Lines of data
>>>>>

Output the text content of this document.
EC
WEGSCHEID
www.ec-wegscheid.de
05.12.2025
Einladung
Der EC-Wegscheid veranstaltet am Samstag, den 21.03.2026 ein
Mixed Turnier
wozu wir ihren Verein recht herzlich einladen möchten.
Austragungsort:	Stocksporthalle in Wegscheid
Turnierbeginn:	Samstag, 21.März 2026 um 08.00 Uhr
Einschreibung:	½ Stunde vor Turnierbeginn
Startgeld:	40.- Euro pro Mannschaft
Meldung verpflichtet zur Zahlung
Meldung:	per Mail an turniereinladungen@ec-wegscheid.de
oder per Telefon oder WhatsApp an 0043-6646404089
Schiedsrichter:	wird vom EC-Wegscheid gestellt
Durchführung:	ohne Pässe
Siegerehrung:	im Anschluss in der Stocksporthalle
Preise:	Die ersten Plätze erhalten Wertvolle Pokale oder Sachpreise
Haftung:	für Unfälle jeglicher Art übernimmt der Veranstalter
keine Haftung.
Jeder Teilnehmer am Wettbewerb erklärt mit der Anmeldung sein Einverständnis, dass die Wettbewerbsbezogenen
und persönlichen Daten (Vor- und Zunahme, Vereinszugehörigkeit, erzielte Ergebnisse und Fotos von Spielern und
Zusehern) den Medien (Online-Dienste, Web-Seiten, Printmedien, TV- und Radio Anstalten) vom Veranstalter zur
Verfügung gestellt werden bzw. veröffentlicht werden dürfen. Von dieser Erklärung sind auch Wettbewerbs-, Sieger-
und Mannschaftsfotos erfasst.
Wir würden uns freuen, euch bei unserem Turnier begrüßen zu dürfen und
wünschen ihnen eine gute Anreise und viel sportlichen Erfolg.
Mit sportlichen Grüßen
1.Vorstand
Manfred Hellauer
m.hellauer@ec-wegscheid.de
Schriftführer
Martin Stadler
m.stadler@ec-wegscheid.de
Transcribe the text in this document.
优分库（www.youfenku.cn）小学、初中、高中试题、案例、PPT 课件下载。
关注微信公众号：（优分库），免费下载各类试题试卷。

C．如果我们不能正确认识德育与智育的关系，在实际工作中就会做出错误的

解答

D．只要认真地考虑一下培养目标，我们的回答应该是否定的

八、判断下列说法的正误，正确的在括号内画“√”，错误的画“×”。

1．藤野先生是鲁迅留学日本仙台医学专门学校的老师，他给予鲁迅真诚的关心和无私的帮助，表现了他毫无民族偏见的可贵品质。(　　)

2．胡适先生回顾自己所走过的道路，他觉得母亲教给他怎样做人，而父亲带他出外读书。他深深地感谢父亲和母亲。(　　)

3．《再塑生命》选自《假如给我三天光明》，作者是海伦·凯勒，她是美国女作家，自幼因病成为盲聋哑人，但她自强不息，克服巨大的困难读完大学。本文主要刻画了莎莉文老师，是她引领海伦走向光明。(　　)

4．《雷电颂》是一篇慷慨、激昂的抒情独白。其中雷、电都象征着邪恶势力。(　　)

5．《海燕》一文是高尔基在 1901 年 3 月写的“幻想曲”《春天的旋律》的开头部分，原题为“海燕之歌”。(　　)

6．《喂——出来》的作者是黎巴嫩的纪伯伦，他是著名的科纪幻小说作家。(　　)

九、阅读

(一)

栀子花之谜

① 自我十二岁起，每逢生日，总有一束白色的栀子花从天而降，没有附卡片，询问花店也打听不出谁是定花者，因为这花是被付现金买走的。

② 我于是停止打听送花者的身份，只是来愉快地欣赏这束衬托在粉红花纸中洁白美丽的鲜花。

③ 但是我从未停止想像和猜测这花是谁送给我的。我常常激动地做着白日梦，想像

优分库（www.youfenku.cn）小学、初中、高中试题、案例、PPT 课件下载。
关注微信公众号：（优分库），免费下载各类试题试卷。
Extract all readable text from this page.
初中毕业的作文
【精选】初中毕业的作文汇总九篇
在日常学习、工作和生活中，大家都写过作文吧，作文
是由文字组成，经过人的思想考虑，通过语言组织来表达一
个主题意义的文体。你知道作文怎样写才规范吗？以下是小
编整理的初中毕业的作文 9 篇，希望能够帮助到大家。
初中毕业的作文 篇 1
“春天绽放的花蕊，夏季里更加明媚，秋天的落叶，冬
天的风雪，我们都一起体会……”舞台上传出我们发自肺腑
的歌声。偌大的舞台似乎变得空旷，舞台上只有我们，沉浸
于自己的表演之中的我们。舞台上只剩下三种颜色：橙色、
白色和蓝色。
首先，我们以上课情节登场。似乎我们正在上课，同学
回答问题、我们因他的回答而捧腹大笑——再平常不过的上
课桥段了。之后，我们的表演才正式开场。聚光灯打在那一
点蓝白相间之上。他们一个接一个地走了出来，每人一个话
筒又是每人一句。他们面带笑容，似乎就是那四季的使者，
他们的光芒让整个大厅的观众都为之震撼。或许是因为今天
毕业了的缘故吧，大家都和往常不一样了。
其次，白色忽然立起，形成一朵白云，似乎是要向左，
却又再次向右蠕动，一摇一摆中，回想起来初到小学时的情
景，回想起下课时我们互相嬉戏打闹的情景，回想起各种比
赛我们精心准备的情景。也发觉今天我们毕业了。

<<<<<

- [STATED PROBLEM]
Repeat the entries shown above, every one, word for word.

- [WRITTEN REPLY]
Output the text content of this document.
EC
WEGSCHEID
www.ec-wegscheid.de
05.12.2025
Einladung
Der EC-Wegscheid veranstaltet am Samstag, den 21.03.2026 ein
Mixed Turnier
wozu wir ihren Verein recht herzlich einladen möchten.
Austragungsort:	Stocksporthalle in Wegscheid
Turnierbeginn:	Samstag, 21.März 2026 um 08.00 Uhr
Einschreibung:	½ Stunde vor Turnierbeginn
Startgeld:	40.- Euro pro Mannschaft
Meldung verpflichtet zur Zahlung
Meldung:	per Mail an turniereinladungen@ec-wegscheid.de
oder per Telefon oder WhatsApp an 0043-6646404089
Schiedsrichter:	wird vom EC-Wegscheid gestellt
Durchführung:	ohne Pässe
Siegerehrung:	im Anschluss in der Stocksporthalle
Preise:	Die ersten Plätze erhalten Wertvolle Pokale oder Sachpreise
Haftung:	für Unfälle jeglicher Art übernimmt der Veranstalter
keine Haftung.
Jeder Teilnehmer am Wettbewerb erklärt mit der Anmeldung sein Einverständnis, dass die Wettbewerbsbezogenen
und persönlichen Daten (Vor- und Zunahme, Vereinszugehörigkeit, erzielte Ergebnisse und Fotos von Spielern und
Zusehern) den Medien (Online-Dienste, Web-Seiten, Printmedien, TV- und Radio Anstalten) vom Veranstalter zur
Verfügung gestellt werden bzw. veröffentlicht werden dürfen. Von dieser Erklärung sind auch Wettbewerbs-, Sieger-
und Mannschaftsfotos erfasst.
Wir würden uns freuen, euch bei unserem Turnier begrüßen zu dürfen und
wünschen ihnen eine gute Anreise und viel sportlichen Erfolg.
Mit sportlichen Grüßen
1.Vorstand
Manfred Hellauer
m.hellauer@ec-wegscheid.de
Schriftführer
Martin Stadler
m.stadler@ec-wegscheid.de
Transcribe the text in this document.
优分库（www.youfenku.cn）小学、初中、高中试题、案例、PPT 课件下载。
关注微信公众号：（优分库），免费下载各类试题试卷。

C．如果我们不能正确认识德育与智育的关系，在实际工作中就会做出错误的

解答

D．只要认真地考虑一下培养目标，我们的回答应该是否定的

八、判断下列说法的正误，正确的在括号内画“√”，错误的画“×”。

1．藤野先生是鲁迅留学日本仙台医学专门学校的老师，他给予鲁迅真诚的关心和无私的帮助，表现了他毫无民族偏见的可贵品质。(　　)

2．胡适先生回顾自己所走过的道路，他觉得母亲教给他怎样做人，而父亲带他出外读书。他深深地感谢父亲和母亲。(　　)

3．《再塑生命》选自《假如给我三天光明》，作者是海伦·凯勒，她是美国女作家，自幼因病成为盲聋哑人，但她自强不息，克服巨大的困难读完大学。本文主要刻画了莎莉文老师，是她引领海伦走向光明。(　　)

4．《雷电颂》是一篇慷慨、激昂的抒情独白。其中雷、电都象征着邪恶势力。(　　)

5．《海燕》一文是高尔基在 1901 年 3 月写的“幻想曲”《春天的旋律》的开头部分，原题为“海燕之歌”。(　　)

6．《喂——出来》的作者是黎巴嫩的纪伯伦，他是著名的科纪幻小说作家。(　　)

九、阅读

(一)

栀子花之谜

① 自我十二岁起，每逢生日，总有一束白色的栀子花从天而降，没有附卡片，询问花店也打听不出谁是定花者，因为这花是被付现金买走的。

② 我于是停止打听送花者的身份，只是来愉快地欣赏这束衬托在粉红花纸中洁白美丽的鲜花。

③ 但是我从未停止想像和猜测这花是谁送给我的。我常常激动地做着白日梦，想像

优分库（www.youfenku.cn）小学、初中、高中试题、案例、PPT 课件下载。
关注微信公众号：（优分库），免费下载各类试题试卷。
Extract all readable text from this page.
初中毕业的作文
【精选】初中毕业的作文汇总九篇
在日常学习、工作和生活中，大家都写过作文吧，作文
是由文字组成，经过人的思想考虑，通过语言组织来表达一
个主题意义的文体。你知道作文怎样写才规范吗？以下是小
编整理的初中毕业的作文 9 篇，希望能够帮助到大家。
初中毕业的作文 篇 1
“春天绽放的花蕊，夏季里更加明媚，秋天的落叶，冬
天的风雪，我们都一起体会……”舞台上传出我们发自肺腑
的歌声。偌大的舞台似乎变得空旷，舞台上只有我们，沉浸
于自己的表演之中的我们。舞台上只剩下三种颜色：橙色、
白色和蓝色。
首先，我们以上课情节登场。似乎我们正在上课，同学
回答问题、我们因他的回答而捧腹大笑——再平常不过的上
课桥段了。之后，我们的表演才正式开场。聚光灯打在那一
点蓝白相间之上。他们一个接一个地走了出来，每人一个话
筒又是每人一句。他们面带笑容，似乎就是那四季的使者，
他们的光芒让整个大厅的观众都为之震撼。或许是因为今天
毕业了的缘故吧，大家都和往常不一样了。
其次，白色忽然立起，形成一朵白云，似乎是要向左，
却又再次向右蠕动，一摇一摆中，回想起来初到小学时的情
景，回想起下课时我们互相嬉戏打闹的情景，回想起各种比
赛我们精心准备的情景。也发觉今天我们毕业了。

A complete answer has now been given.